#### Material supplied ####
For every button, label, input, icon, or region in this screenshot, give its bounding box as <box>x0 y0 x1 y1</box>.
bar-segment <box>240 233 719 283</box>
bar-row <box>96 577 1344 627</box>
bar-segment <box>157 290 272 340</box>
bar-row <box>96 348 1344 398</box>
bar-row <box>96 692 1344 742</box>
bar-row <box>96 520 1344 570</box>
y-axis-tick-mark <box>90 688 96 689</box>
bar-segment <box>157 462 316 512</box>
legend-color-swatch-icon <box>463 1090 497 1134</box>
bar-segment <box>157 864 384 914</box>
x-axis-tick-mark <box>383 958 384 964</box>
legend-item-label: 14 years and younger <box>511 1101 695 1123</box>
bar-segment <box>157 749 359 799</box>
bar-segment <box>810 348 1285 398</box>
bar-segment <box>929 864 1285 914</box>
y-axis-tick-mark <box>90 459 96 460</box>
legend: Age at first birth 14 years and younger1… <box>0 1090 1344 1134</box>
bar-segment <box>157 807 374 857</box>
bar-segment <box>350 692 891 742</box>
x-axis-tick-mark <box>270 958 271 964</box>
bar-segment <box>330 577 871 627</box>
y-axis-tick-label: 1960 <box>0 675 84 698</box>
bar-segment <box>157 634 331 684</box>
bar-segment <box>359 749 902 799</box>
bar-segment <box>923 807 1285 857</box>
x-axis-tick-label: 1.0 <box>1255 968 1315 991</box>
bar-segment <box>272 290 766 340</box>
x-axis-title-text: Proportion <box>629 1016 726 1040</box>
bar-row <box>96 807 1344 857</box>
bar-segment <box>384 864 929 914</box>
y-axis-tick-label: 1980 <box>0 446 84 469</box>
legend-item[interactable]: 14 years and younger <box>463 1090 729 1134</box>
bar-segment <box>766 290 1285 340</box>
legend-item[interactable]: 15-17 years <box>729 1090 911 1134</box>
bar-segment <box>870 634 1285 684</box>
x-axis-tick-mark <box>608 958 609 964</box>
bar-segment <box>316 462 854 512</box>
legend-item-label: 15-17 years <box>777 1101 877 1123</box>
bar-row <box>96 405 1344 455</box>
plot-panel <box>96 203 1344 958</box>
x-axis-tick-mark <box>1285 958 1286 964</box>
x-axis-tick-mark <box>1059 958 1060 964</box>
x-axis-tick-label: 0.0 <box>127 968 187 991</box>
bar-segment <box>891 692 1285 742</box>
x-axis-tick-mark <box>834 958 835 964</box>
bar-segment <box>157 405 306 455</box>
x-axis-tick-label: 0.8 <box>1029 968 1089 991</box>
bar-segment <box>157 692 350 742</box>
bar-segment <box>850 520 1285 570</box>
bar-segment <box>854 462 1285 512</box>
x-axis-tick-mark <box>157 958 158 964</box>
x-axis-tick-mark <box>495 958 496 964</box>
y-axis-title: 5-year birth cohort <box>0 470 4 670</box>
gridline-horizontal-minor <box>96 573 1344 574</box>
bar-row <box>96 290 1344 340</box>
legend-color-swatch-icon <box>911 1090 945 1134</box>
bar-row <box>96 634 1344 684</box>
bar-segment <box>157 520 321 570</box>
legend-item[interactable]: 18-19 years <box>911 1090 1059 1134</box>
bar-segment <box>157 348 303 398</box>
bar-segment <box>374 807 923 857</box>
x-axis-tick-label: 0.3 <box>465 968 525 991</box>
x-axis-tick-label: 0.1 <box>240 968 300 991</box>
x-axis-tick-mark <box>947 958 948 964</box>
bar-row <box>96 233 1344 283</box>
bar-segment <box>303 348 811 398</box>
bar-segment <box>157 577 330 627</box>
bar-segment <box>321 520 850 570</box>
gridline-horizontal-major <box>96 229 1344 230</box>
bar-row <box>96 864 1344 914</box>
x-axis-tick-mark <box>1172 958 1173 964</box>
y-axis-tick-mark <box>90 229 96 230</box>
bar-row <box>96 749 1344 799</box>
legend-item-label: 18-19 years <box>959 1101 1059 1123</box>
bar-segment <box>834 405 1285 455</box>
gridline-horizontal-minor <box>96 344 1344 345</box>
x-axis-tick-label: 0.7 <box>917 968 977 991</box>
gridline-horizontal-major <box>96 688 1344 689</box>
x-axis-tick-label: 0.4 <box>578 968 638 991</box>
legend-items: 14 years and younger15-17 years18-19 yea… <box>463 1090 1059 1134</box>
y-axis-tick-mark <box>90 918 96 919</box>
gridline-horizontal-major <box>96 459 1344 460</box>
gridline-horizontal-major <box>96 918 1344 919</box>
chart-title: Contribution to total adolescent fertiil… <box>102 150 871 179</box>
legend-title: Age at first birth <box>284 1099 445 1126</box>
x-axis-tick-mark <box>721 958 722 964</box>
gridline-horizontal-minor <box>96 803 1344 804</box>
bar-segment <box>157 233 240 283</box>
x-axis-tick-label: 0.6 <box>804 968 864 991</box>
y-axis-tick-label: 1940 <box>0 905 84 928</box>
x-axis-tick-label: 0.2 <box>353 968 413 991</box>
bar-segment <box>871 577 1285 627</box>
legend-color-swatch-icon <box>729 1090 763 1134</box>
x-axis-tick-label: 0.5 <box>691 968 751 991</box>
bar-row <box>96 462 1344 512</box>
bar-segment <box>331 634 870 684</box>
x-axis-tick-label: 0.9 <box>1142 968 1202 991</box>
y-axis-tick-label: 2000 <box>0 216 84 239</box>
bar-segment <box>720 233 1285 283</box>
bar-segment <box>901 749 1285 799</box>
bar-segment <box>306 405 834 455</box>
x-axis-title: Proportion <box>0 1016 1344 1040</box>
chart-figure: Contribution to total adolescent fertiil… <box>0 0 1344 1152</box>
####
Written exercise - Rewrite the entries with each "bar-row" changed to "bar-track", keeping everything else the same.

Exercise answer -
For every button, label, input, icon, or region in this screenshot, give its bounding box as <box>x0 y0 x1 y1</box>.
bar-segment <box>240 233 719 283</box>
bar-track <box>96 577 1344 627</box>
bar-segment <box>157 290 272 340</box>
bar-track <box>96 348 1344 398</box>
bar-track <box>96 692 1344 742</box>
bar-track <box>96 520 1344 570</box>
y-axis-tick-mark <box>90 688 96 689</box>
bar-segment <box>157 462 316 512</box>
legend-color-swatch-icon <box>463 1090 497 1134</box>
bar-segment <box>157 864 384 914</box>
x-axis-tick-mark <box>383 958 384 964</box>
legend-item-label: 14 years and younger <box>511 1101 695 1123</box>
bar-segment <box>157 749 359 799</box>
bar-segment <box>810 348 1285 398</box>
bar-segment <box>929 864 1285 914</box>
y-axis-tick-mark <box>90 459 96 460</box>
legend: Age at first birth 14 years and younger1… <box>0 1090 1344 1134</box>
bar-segment <box>157 807 374 857</box>
bar-segment <box>350 692 891 742</box>
x-axis-tick-mark <box>270 958 271 964</box>
bar-segment <box>330 577 871 627</box>
y-axis-tick-label: 1960 <box>0 675 84 698</box>
bar-segment <box>157 634 331 684</box>
bar-segment <box>359 749 902 799</box>
bar-segment <box>923 807 1285 857</box>
x-axis-tick-label: 1.0 <box>1255 968 1315 991</box>
bar-segment <box>272 290 766 340</box>
x-axis-title-text: Proportion <box>629 1016 726 1040</box>
bar-track <box>96 807 1344 857</box>
bar-segment <box>384 864 929 914</box>
y-axis-tick-label: 1980 <box>0 446 84 469</box>
legend-item[interactable]: 14 years and younger <box>463 1090 729 1134</box>
bar-segment <box>766 290 1285 340</box>
legend-item[interactable]: 15-17 years <box>729 1090 911 1134</box>
bar-segment <box>870 634 1285 684</box>
x-axis-tick-mark <box>608 958 609 964</box>
bar-segment <box>316 462 854 512</box>
legend-item-label: 15-17 years <box>777 1101 877 1123</box>
bar-track <box>96 405 1344 455</box>
plot-panel <box>96 203 1344 958</box>
x-axis-tick-mark <box>1285 958 1286 964</box>
x-axis-tick-mark <box>1059 958 1060 964</box>
x-axis-tick-label: 0.0 <box>127 968 187 991</box>
bar-segment <box>891 692 1285 742</box>
x-axis-tick-mark <box>834 958 835 964</box>
bar-segment <box>157 405 306 455</box>
x-axis-tick-label: 0.8 <box>1029 968 1089 991</box>
bar-segment <box>157 692 350 742</box>
bar-segment <box>850 520 1285 570</box>
bar-segment <box>854 462 1285 512</box>
x-axis-tick-mark <box>157 958 158 964</box>
x-axis-tick-mark <box>495 958 496 964</box>
y-axis-title: 5-year birth cohort <box>0 470 4 670</box>
gridline-horizontal-minor <box>96 573 1344 574</box>
bar-track <box>96 290 1344 340</box>
legend-color-swatch-icon <box>911 1090 945 1134</box>
bar-track <box>96 634 1344 684</box>
bar-segment <box>157 520 321 570</box>
legend-item[interactable]: 18-19 years <box>911 1090 1059 1134</box>
bar-segment <box>157 348 303 398</box>
bar-segment <box>374 807 923 857</box>
x-axis-tick-label: 0.3 <box>465 968 525 991</box>
x-axis-tick-label: 0.1 <box>240 968 300 991</box>
x-axis-tick-mark <box>947 958 948 964</box>
bar-track <box>96 233 1344 283</box>
bar-segment <box>303 348 811 398</box>
bar-segment <box>157 577 330 627</box>
bar-segment <box>321 520 850 570</box>
gridline-horizontal-major <box>96 229 1344 230</box>
bar-track <box>96 864 1344 914</box>
x-axis-tick-mark <box>1172 958 1173 964</box>
y-axis-tick-mark <box>90 229 96 230</box>
bar-track <box>96 749 1344 799</box>
legend-item-label: 18-19 years <box>959 1101 1059 1123</box>
bar-segment <box>834 405 1285 455</box>
gridline-horizontal-minor <box>96 344 1344 345</box>
x-axis-tick-label: 0.7 <box>917 968 977 991</box>
gridline-horizontal-major <box>96 688 1344 689</box>
x-axis-tick-label: 0.4 <box>578 968 638 991</box>
legend-items: 14 years and younger15-17 years18-19 yea… <box>463 1090 1059 1134</box>
y-axis-tick-mark <box>90 918 96 919</box>
gridline-horizontal-major <box>96 459 1344 460</box>
gridline-horizontal-major <box>96 918 1344 919</box>
chart-title: Contribution to total adolescent fertiil… <box>102 150 871 179</box>
legend-title: Age at first birth <box>284 1099 445 1126</box>
x-axis-tick-mark <box>721 958 722 964</box>
gridline-horizontal-minor <box>96 803 1344 804</box>
bar-segment <box>157 233 240 283</box>
x-axis-tick-label: 0.6 <box>804 968 864 991</box>
y-axis-tick-label: 1940 <box>0 905 84 928</box>
x-axis-tick-label: 0.2 <box>353 968 413 991</box>
bar-segment <box>871 577 1285 627</box>
legend-color-swatch-icon <box>729 1090 763 1134</box>
x-axis-tick-label: 0.5 <box>691 968 751 991</box>
bar-track <box>96 462 1344 512</box>
bar-segment <box>331 634 870 684</box>
x-axis-tick-label: 0.9 <box>1142 968 1202 991</box>
y-axis-tick-label: 2000 <box>0 216 84 239</box>
bar-segment <box>720 233 1285 283</box>
bar-segment <box>901 749 1285 799</box>
bar-segment <box>306 405 834 455</box>
x-axis-title: Proportion <box>0 1016 1344 1040</box>
chart-figure: Contribution to total adolescent fertiil… <box>0 0 1344 1152</box>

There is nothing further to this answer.